# [GOAL]
Using the listing below, please gather every line containing the word "investigation".

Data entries
::::::::::
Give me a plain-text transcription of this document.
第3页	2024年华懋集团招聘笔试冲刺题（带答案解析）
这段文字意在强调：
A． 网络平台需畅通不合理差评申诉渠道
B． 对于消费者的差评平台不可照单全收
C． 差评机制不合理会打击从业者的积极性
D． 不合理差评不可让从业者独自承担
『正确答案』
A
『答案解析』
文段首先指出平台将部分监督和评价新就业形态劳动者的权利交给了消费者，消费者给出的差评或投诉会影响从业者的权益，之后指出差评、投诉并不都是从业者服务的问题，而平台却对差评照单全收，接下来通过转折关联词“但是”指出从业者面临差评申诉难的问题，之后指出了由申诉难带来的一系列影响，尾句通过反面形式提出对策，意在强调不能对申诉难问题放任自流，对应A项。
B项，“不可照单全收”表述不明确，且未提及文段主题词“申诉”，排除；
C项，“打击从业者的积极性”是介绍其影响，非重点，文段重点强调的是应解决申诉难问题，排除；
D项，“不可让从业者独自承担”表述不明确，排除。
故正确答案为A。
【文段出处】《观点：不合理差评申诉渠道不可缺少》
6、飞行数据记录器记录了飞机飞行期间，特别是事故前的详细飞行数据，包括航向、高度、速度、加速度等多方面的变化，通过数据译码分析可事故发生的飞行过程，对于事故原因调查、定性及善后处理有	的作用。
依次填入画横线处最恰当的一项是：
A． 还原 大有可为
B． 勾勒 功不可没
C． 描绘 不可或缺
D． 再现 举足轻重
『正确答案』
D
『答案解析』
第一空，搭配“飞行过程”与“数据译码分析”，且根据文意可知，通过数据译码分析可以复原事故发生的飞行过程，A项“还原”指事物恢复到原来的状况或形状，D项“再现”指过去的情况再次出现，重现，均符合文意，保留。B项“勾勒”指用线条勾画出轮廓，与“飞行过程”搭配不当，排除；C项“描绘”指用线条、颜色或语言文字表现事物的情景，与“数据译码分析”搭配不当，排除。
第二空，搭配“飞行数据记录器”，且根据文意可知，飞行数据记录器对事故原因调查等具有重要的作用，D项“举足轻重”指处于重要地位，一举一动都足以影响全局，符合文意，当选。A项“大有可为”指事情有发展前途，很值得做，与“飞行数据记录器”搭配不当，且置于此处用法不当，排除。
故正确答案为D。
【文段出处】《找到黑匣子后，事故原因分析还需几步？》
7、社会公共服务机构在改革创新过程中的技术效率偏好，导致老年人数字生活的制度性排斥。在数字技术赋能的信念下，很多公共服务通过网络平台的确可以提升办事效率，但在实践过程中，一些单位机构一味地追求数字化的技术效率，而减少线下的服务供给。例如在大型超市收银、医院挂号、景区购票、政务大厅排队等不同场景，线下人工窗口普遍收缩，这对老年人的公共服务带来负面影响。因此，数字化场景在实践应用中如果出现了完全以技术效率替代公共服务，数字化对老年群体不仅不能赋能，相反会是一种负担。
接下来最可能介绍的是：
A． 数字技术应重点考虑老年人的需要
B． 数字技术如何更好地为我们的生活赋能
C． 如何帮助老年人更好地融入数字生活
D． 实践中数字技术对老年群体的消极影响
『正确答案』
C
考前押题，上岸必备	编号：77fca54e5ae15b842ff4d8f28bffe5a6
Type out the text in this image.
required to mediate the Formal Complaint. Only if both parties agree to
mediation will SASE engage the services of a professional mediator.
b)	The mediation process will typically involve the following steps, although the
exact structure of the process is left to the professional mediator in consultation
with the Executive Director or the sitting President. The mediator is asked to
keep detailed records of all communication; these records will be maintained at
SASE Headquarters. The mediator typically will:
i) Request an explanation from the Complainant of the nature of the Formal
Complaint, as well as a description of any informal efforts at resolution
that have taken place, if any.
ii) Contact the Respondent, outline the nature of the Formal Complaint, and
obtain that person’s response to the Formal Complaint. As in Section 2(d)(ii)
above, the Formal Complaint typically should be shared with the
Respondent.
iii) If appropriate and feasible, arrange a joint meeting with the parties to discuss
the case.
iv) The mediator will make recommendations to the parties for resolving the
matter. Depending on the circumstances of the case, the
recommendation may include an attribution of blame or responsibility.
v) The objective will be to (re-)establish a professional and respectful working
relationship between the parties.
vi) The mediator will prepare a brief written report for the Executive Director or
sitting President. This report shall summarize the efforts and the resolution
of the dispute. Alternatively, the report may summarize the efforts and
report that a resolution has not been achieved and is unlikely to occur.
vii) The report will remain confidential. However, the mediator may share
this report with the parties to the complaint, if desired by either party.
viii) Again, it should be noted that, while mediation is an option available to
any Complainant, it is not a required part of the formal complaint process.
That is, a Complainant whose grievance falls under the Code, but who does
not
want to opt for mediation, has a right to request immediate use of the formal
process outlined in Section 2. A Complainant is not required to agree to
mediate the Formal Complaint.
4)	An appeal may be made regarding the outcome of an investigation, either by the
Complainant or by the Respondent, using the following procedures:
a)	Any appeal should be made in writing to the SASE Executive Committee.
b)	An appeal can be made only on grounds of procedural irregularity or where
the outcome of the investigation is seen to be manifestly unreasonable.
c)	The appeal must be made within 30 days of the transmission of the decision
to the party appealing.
::::::::::
# [RESULT BELOW]
4)	An appeal may be made regarding the outcome of an investigation, either by the
the outcome of the investigation is seen to be manifestly unreasonable.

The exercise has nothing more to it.